## Materials provided

|---|

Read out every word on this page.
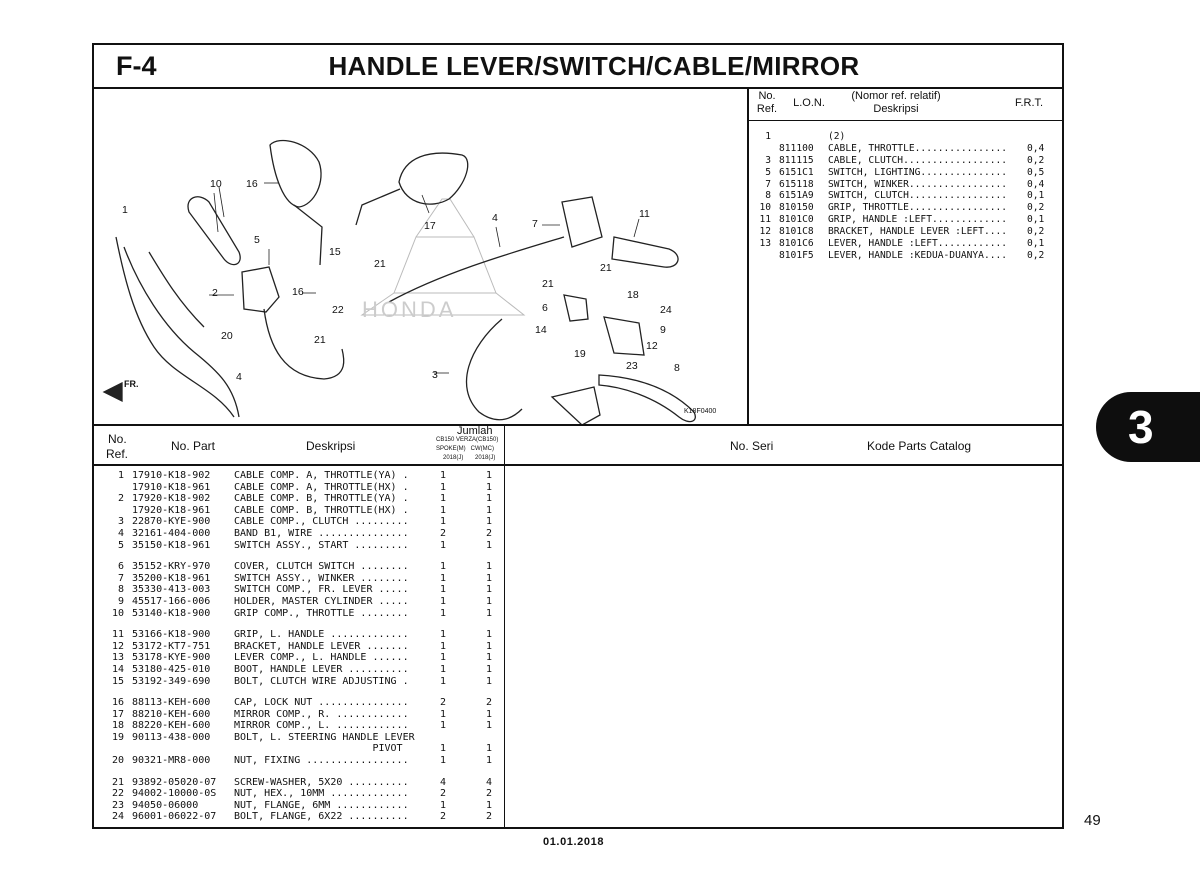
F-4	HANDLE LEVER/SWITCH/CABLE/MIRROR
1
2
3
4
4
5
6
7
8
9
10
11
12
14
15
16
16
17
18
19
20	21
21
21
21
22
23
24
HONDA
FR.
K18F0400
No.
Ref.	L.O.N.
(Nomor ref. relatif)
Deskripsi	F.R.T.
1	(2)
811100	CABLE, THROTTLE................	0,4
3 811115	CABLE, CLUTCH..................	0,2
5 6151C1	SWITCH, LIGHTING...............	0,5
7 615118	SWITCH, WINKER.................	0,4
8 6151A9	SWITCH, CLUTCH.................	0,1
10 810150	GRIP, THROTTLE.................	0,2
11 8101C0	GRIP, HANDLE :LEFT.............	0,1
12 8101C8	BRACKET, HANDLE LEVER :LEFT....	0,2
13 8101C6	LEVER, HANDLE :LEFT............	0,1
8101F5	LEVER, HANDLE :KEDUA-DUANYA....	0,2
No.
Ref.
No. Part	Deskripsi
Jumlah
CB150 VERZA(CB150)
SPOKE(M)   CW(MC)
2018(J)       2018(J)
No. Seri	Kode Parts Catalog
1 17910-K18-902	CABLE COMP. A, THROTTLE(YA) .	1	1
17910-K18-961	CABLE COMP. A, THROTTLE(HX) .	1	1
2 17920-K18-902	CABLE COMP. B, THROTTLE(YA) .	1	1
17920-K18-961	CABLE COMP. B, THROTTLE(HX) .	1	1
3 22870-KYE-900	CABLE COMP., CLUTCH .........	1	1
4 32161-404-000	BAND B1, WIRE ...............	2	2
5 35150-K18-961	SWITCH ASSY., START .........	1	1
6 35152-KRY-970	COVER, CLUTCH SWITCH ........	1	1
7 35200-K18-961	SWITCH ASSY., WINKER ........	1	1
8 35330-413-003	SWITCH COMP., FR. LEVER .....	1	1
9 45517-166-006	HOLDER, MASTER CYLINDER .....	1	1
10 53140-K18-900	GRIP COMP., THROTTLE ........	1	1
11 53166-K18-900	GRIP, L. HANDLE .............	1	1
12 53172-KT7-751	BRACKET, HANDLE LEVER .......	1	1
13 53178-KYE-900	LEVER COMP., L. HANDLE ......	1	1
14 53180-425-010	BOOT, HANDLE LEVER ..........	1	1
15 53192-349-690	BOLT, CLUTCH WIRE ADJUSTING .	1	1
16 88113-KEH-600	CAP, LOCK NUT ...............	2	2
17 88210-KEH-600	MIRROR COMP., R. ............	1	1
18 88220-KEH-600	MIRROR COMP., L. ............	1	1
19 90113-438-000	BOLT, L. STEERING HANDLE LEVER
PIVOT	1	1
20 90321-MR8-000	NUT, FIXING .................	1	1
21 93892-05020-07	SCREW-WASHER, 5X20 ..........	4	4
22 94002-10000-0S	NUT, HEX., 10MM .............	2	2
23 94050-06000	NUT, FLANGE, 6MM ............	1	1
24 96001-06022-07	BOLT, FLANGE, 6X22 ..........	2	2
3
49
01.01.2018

|---|

## Stated task
Each line in the data that holds the string "BOLT" should be found and copied.

## Full output
15 53192-349-690	BOLT, CLUTCH WIRE ADJUSTING .	1	1
19 90113-438-000	BOLT, L. STEERING HANDLE LEVER
24 96001-06022-07	BOLT, FLANGE, 6X22 ..........	2	2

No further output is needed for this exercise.